— Instructions to follow —
Pictures in the data below are not part of the copy; transcribe everything else exactly.

▼▼▼

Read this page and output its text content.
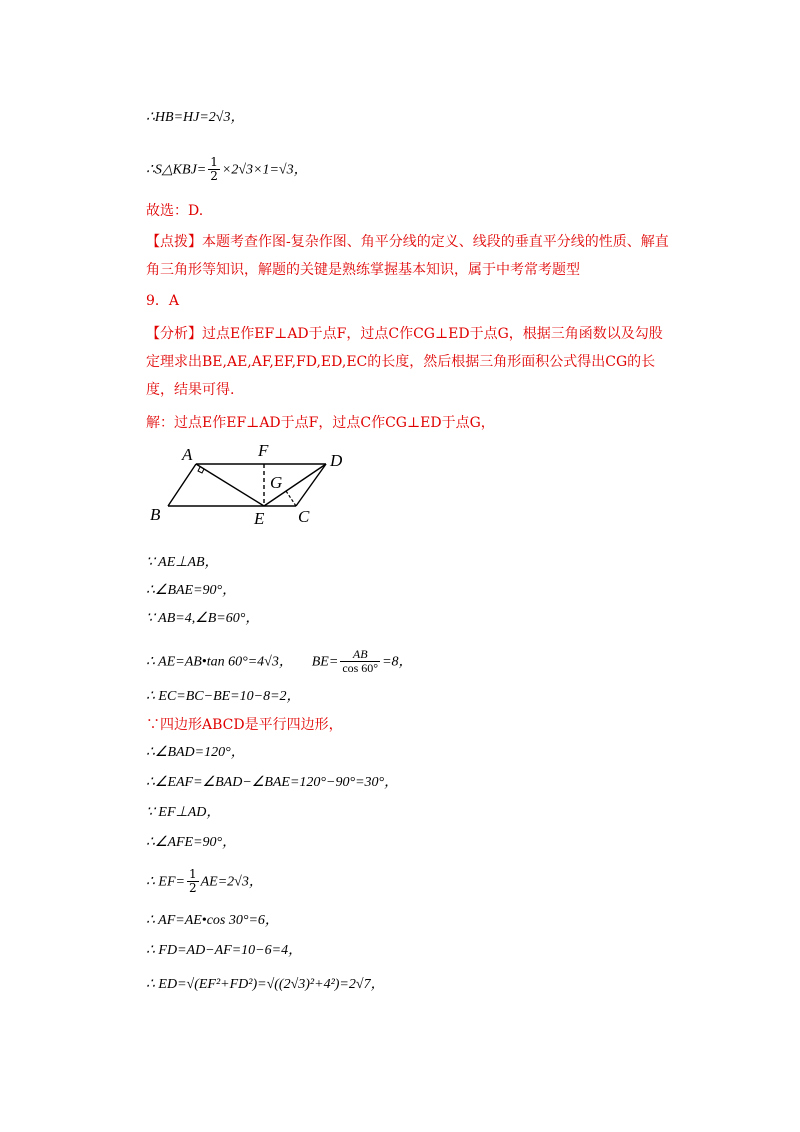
∴HB=HJ=2√3，
∴S△KBJ= $\frac{1}{2} \times 2√3\times 1=√3$，
故选：D.
【点拨】本题考查作图-复杂作图、角平分线的定义、线段的垂直平分线的性质、解直角三角形等知识，解题的关键是熟练掌握基本知识，属于中考常考题型
9．A
【分析】过点E作EF⊥AD于点F，过点C作CG⊥ED于点G，根据三角函数以及勾股定理求出BE,AE,AF,EF,FD,ED,EC的长度，然后根据三角形面积公式得出CG的长度，结果可得.
解：过点E作EF⊥AD于点F，过点C作CG⊥ED于点G，
A	F
D
B	E C
G
∵ AE⊥AB，
∴∠BAE=90°，
∵ AB=4,∠B=60°，
∴ AE=AB•tan 60°=4√3， $BE= \frac{AB}{\cos 60^\circ} =8$，
∴ EC=BC−BE=10−8=2，
∵四边形ABCD是平行四边形，
∴∠BAD=120°，
∴∠EAF=∠BAD−∠BAE=120°−90°=30°，
∵ EF⊥AD，
∴∠AFE=90°，
∴ $EF= \frac{1}{2} AE=2√3$，
∴ AF=AE•cos 30°=6，
∴ FD=AD−AF=10−6=4，
∴ ED=√(EF²+FD²)=√((2√3)²+4²)=2√7，
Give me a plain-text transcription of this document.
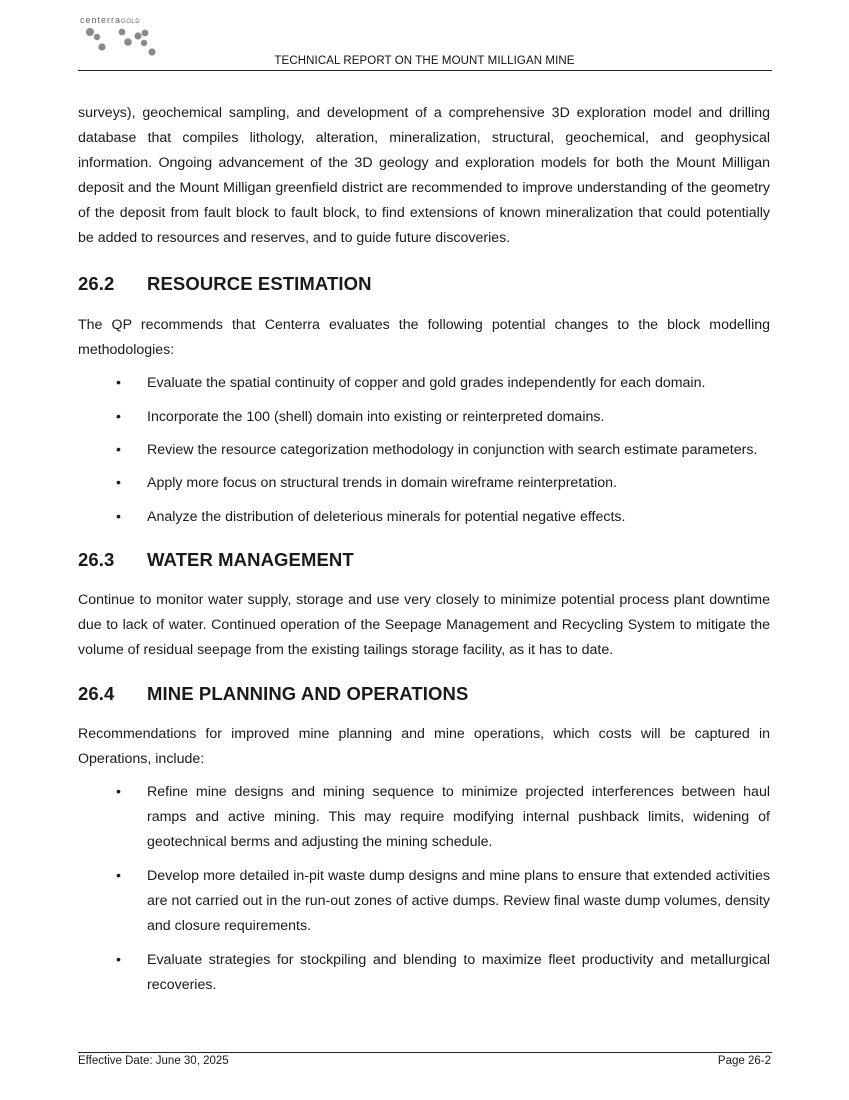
centerraGOLD
TECHNICAL REPORT ON THE MOUNT MILLIGAN MINE

surveys), geochemical sampling, and development of a comprehensive 3D exploration model and drilling database that compiles lithology, alteration, mineralization, structural, geochemical, and geophysical information. Ongoing advancement of the 3D geology and exploration models for both the Mount Milligan deposit and the Mount Milligan greenfield district are recommended to improve understanding of the geometry of the deposit from fault block to fault block, to find extensions of known mineralization that could potentially be added to resources and reserves, and to guide future discoveries.

26.2 RESOURCE ESTIMATION

The QP recommends that Centerra evaluates the following potential changes to the block modelling methodologies:

• Evaluate the spatial continuity of copper and gold grades independently for each domain.
• Incorporate the 100 (shell) domain into existing or reinterpreted domains.
• Review the resource categorization methodology in conjunction with search estimate parameters.
• Apply more focus on structural trends in domain wireframe reinterpretation.
• Analyze the distribution of deleterious minerals for potential negative effects.
26.3 WATER MANAGEMENT

Continue to monitor water supply, storage and use very closely to minimize potential process plant downtime due to lack of water. Continued operation of the Seepage Management and Recycling System to mitigate the volume of residual seepage from the existing tailings storage facility, as it has to date.

26.4 MINE PLANNING AND OPERATIONS

Recommendations for improved mine planning and mine operations, which costs will be captured in Operations, include:

• Refine mine designs and mining sequence to minimize projected interferences between haul ramps and active mining. This may require modifying internal pushback limits, widening of geotechnical berms and adjusting the mining schedule.
• Develop more detailed in-pit waste dump designs and mine plans to ensure that extended activities are not carried out in the run-out zones of active dumps. Review final waste dump volumes, density and closure requirements.
• Evaluate strategies for stockpiling and blending to maximize fleet productivity and metallurgical recoveries.
Effective Date: June 30, 2025	Page 26-2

▲▲▲

— Task result —
Read this page and output its text content.
∴HB=HJ=2√3，
∴S△KBJ= $\frac{1}{2} \times 2√3\times 1=√3$，
故选：D.
【点拨】本题考查作图-复杂作图、角平分线的定义、线段的垂直平分线的性质、解直角三角形等知识，解题的关键是熟练掌握基本知识，属于中考常考题型
9．A
【分析】过点E作EF⊥AD于点F，过点C作CG⊥ED于点G，根据三角函数以及勾股定理求出BE,AE,AF,EF,FD,ED,EC的长度，然后根据三角形面积公式得出CG的长度，结果可得.
解：过点E作EF⊥AD于点F，过点C作CG⊥ED于点G，
A	F
D
B	E C
G
∵ AE⊥AB，
∴∠BAE=90°，
∵ AB=4,∠B=60°，
∴ AE=AB•tan 60°=4√3， $BE= \frac{AB}{\cos 60^\circ} =8$，
∴ EC=BC−BE=10−8=2，
∵四边形ABCD是平行四边形，
∴∠BAD=120°，
∴∠EAF=∠BAD−∠BAE=120°−90°=30°，
∵ EF⊥AD，
∴∠AFE=90°，
∴ $EF= \frac{1}{2} AE=2√3$，
∴ AF=AE•cos 30°=6，
∴ FD=AD−AF=10−6=4，
∴ ED=√(EF²+FD²)=√((2√3)²+4²)=2√7，
Give me a plain-text transcription of this document.
centerraGOLD
TECHNICAL REPORT ON THE MOUNT MILLIGAN MINE

surveys), geochemical sampling, and development of a comprehensive 3D exploration model and drilling database that compiles lithology, alteration, mineralization, structural, geochemical, and geophysical information. Ongoing advancement of the 3D geology and exploration models for both the Mount Milligan deposit and the Mount Milligan greenfield district are recommended to improve understanding of the geometry of the deposit from fault block to fault block, to find extensions of known mineralization that could potentially be added to resources and reserves, and to guide future discoveries.

26.2 RESOURCE ESTIMATION

The QP recommends that Centerra evaluates the following potential changes to the block modelling methodologies:

• Evaluate the spatial continuity of copper and gold grades independently for each domain.
• Incorporate the 100 (shell) domain into existing or reinterpreted domains.
• Review the resource categorization methodology in conjunction with search estimate parameters.
• Apply more focus on structural trends in domain wireframe reinterpretation.
• Analyze the distribution of deleterious minerals for potential negative effects.
26.3 WATER MANAGEMENT

Continue to monitor water supply, storage and use very closely to minimize potential process plant downtime due to lack of water. Continued operation of the Seepage Management and Recycling System to mitigate the volume of residual seepage from the existing tailings storage facility, as it has to date.

26.4 MINE PLANNING AND OPERATIONS

Recommendations for improved mine planning and mine operations, which costs will be captured in Operations, include:

• Refine mine designs and mining sequence to minimize projected interferences between haul ramps and active mining. This may require modifying internal pushback limits, widening of geotechnical berms and adjusting the mining schedule.
• Develop more detailed in-pit waste dump designs and mine plans to ensure that extended activities are not carried out in the run-out zones of active dumps. Review final waste dump volumes, density and closure requirements.
• Evaluate strategies for stockpiling and blending to maximize fleet productivity and metallurgical recoveries.
Effective Date: June 30, 2025	Page 26-2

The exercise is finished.